** begin **

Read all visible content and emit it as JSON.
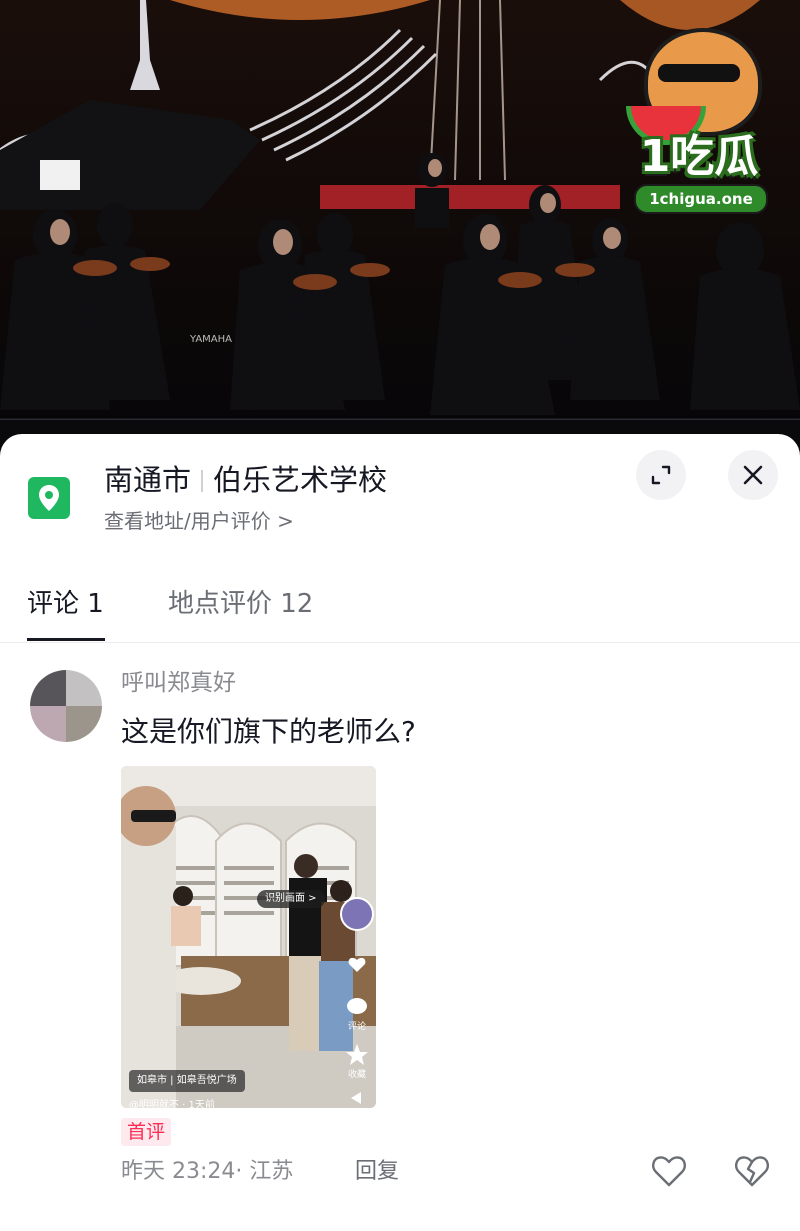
{
  "watermark": {
    "brand": "1吃瓜",
    "url": "1chigua.one"
  },
  "place": {
    "city": "南通市",
    "name": "伯乐艺术学校",
    "subtitle": "查看地址/用户评价 >",
    "icon": "map-pin-icon",
    "color": "#1fb860"
  },
  "header_actions": {
    "expand_icon": "expand-icon",
    "close_icon": "close-icon"
  },
  "tabs": [
    {
      "label": "评论 1",
      "active": true
    },
    {
      "label": "地点评价 12",
      "active": false
    }
  ],
  "comment": {
    "username": "呼叫郑真好",
    "text": "这是你们旗下的老师么?",
    "badge": "首评",
    "timestamp": "昨天 23:24· 江苏",
    "reply_label": "回复",
    "attachment": {
      "tag": "识别画面 >",
      "location": "如皋市 | 如皋吾悦广场",
      "author": "@明明就不 · 1天前",
      "side_labels": [
        "评论",
        "收藏"
      ]
    }
  },
  "colors": {
    "accent": "#fe2c55",
    "text_primary": "#161823",
    "text_secondary": "#8a8b91"
  }
}
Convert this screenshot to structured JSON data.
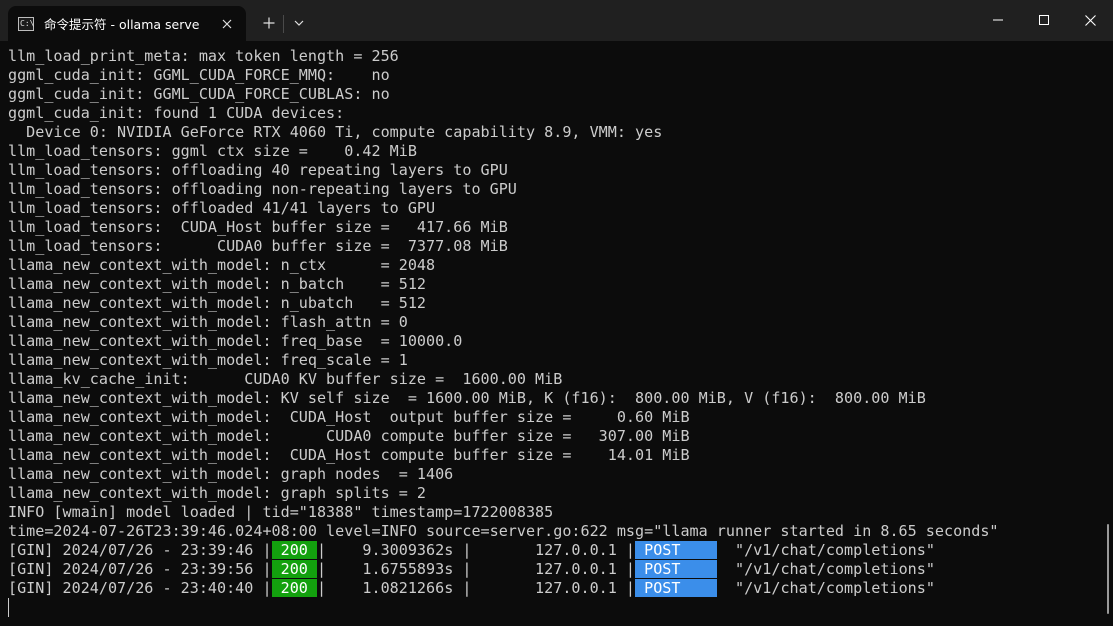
{
  "window": {
    "tab_title": "命令提示符 - ollama  serve",
    "tab_icon_text": "C:\\",
    "icons": {
      "tab": "command-prompt-icon",
      "tab_close": "close-icon",
      "new_tab": "plus-icon",
      "dropdown": "chevron-down-icon",
      "minimize": "minimize-icon",
      "maximize": "maximize-icon",
      "close": "close-icon"
    }
  },
  "terminal": {
    "colors": {
      "background": "#0c0c0c",
      "text": "#cccccc",
      "status_200": "#13a10e",
      "method_post": "#3b8eea"
    },
    "log_lines": [
      "llm_load_print_meta: max token length = 256",
      "ggml_cuda_init: GGML_CUDA_FORCE_MMQ:    no",
      "ggml_cuda_init: GGML_CUDA_FORCE_CUBLAS: no",
      "ggml_cuda_init: found 1 CUDA devices:",
      "  Device 0: NVIDIA GeForce RTX 4060 Ti, compute capability 8.9, VMM: yes",
      "llm_load_tensors: ggml ctx size =    0.42 MiB",
      "llm_load_tensors: offloading 40 repeating layers to GPU",
      "llm_load_tensors: offloading non-repeating layers to GPU",
      "llm_load_tensors: offloaded 41/41 layers to GPU",
      "llm_load_tensors:  CUDA_Host buffer size =   417.66 MiB",
      "llm_load_tensors:      CUDA0 buffer size =  7377.08 MiB",
      "llama_new_context_with_model: n_ctx      = 2048",
      "llama_new_context_with_model: n_batch    = 512",
      "llama_new_context_with_model: n_ubatch   = 512",
      "llama_new_context_with_model: flash_attn = 0",
      "llama_new_context_with_model: freq_base  = 10000.0",
      "llama_new_context_with_model: freq_scale = 1",
      "llama_kv_cache_init:      CUDA0 KV buffer size =  1600.00 MiB",
      "llama_new_context_with_model: KV self size  = 1600.00 MiB, K (f16):  800.00 MiB, V (f16):  800.00 MiB",
      "llama_new_context_with_model:  CUDA_Host  output buffer size =     0.60 MiB",
      "llama_new_context_with_model:      CUDA0 compute buffer size =   307.00 MiB",
      "llama_new_context_with_model:  CUDA_Host compute buffer size =    14.01 MiB",
      "llama_new_context_with_model: graph nodes  = 1406",
      "llama_new_context_with_model: graph splits = 2",
      "INFO [wmain] model loaded | tid=\"18388\" timestamp=1722008385",
      "time=2024-07-26T23:39:46.024+08:00 level=INFO source=server.go:622 msg=\"llama runner started in 8.65 seconds\""
    ],
    "gin_requests": [
      {
        "prefix": "[GIN] 2024/07/26 - 23:39:46 |",
        "status": " 200 ",
        "latency": "|    9.3009362s |       127.0.0.1 |",
        "method": " POST    ",
        "path": "  \"/v1/chat/completions\""
      },
      {
        "prefix": "[GIN] 2024/07/26 - 23:39:56 |",
        "status": " 200 ",
        "latency": "|    1.6755893s |       127.0.0.1 |",
        "method": " POST    ",
        "path": "  \"/v1/chat/completions\""
      },
      {
        "prefix": "[GIN] 2024/07/26 - 23:40:40 |",
        "status": " 200 ",
        "latency": "|    1.0821266s |       127.0.0.1 |",
        "method": " POST    ",
        "path": "  \"/v1/chat/completions\""
      }
    ]
  }
}
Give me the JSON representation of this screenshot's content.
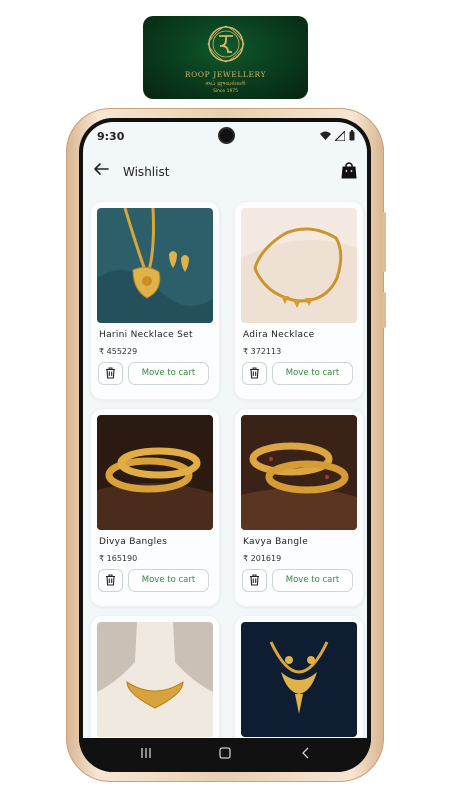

** end **

Exclude all images and restate the records above word for word.

§ EXERCISE OUTPUT
Read all visible content and emit it as JSON.
{
  "watermark": {
    "brand": "1吃瓜",
    "url": "1chigua.one"
  },
  "place": {
    "city": "南通市",
    "name": "伯乐艺术学校",
    "subtitle": "查看地址/用户评价 >",
    "icon": "map-pin-icon",
    "color": "#1fb860"
  },
  "header_actions": {
    "expand_icon": "expand-icon",
    "close_icon": "close-icon"
  },
  "tabs": [
    {
      "label": "评论 1",
      "active": true
    },
    {
      "label": "地点评价 12",
      "active": false
    }
  ],
  "comment": {
    "username": "呼叫郑真好",
    "text": "这是你们旗下的老师么?",
    "badge": "首评",
    "timestamp": "昨天 23:24· 江苏",
    "reply_label": "回复",
    "attachment": {
      "tag": "识别画面 >",
      "location": "如皋市 | 如皋吾悦广场",
      "author": "@明明就不 · 1天前",
      "side_labels": [
        "评论",
        "收藏"
      ]
    }
  },
  "colors": {
    "accent": "#fe2c55",
    "text_primary": "#161823",
    "text_secondary": "#8a8b91"
  }
}
Convert this screenshot to structured JSON data.
{
  "window": {
    "tab_title": "命令提示符 - ollama  serve",
    "tab_icon_text": "C:\\",
    "icons": {
      "tab": "command-prompt-icon",
      "tab_close": "close-icon",
      "new_tab": "plus-icon",
      "dropdown": "chevron-down-icon",
      "minimize": "minimize-icon",
      "maximize": "maximize-icon",
      "close": "close-icon"
    }
  },
  "terminal": {
    "colors": {
      "background": "#0c0c0c",
      "text": "#cccccc",
      "status_200": "#13a10e",
      "method_post": "#3b8eea"
    },
    "log_lines": [
      "llm_load_print_meta: max token length = 256",
      "ggml_cuda_init: GGML_CUDA_FORCE_MMQ:    no",
      "ggml_cuda_init: GGML_CUDA_FORCE_CUBLAS: no",
      "ggml_cuda_init: found 1 CUDA devices:",
      "  Device 0: NVIDIA GeForce RTX 4060 Ti, compute capability 8.9, VMM: yes",
      "llm_load_tensors: ggml ctx size =    0.42 MiB",
      "llm_load_tensors: offloading 40 repeating layers to GPU",
      "llm_load_tensors: offloading non-repeating layers to GPU",
      "llm_load_tensors: offloaded 41/41 layers to GPU",
      "llm_load_tensors:  CUDA_Host buffer size =   417.66 MiB",
      "llm_load_tensors:      CUDA0 buffer size =  7377.08 MiB",
      "llama_new_context_with_model: n_ctx      = 2048",
      "llama_new_context_with_model: n_batch    = 512",
      "llama_new_context_with_model: n_ubatch   = 512",
      "llama_new_context_with_model: flash_attn = 0",
      "llama_new_context_with_model: freq_base  = 10000.0",
      "llama_new_context_with_model: freq_scale = 1",
      "llama_kv_cache_init:      CUDA0 KV buffer size =  1600.00 MiB",
      "llama_new_context_with_model: KV self size  = 1600.00 MiB, K (f16):  800.00 MiB, V (f16):  800.00 MiB",
      "llama_new_context_with_model:  CUDA_Host  output buffer size =     0.60 MiB",
      "llama_new_context_with_model:      CUDA0 compute buffer size =   307.00 MiB",
      "llama_new_context_with_model:  CUDA_Host compute buffer size =    14.01 MiB",
      "llama_new_context_with_model: graph nodes  = 1406",
      "llama_new_context_with_model: graph splits = 2",
      "INFO [wmain] model loaded | tid=\"18388\" timestamp=1722008385",
      "time=2024-07-26T23:39:46.024+08:00 level=INFO source=server.go:622 msg=\"llama runner started in 8.65 seconds\""
    ],
    "gin_requests": [
      {
        "prefix": "[GIN] 2024/07/26 - 23:39:46 |",
        "status": " 200 ",
        "latency": "|    9.3009362s |       127.0.0.1 |",
        "method": " POST    ",
        "path": "  \"/v1/chat/completions\""
      },
      {
        "prefix": "[GIN] 2024/07/26 - 23:39:56 |",
        "status": " 200 ",
        "latency": "|    1.6755893s |       127.0.0.1 |",
        "method": " POST    ",
        "path": "  \"/v1/chat/completions\""
      },
      {
        "prefix": "[GIN] 2024/07/26 - 23:40:40 |",
        "status": " 200 ",
        "latency": "|    1.0821266s |       127.0.0.1 |",
        "method": " POST    ",
        "path": "  \"/v1/chat/completions\""
      }
    ]
  }
}
Give me the JSON representation of this screenshot's content.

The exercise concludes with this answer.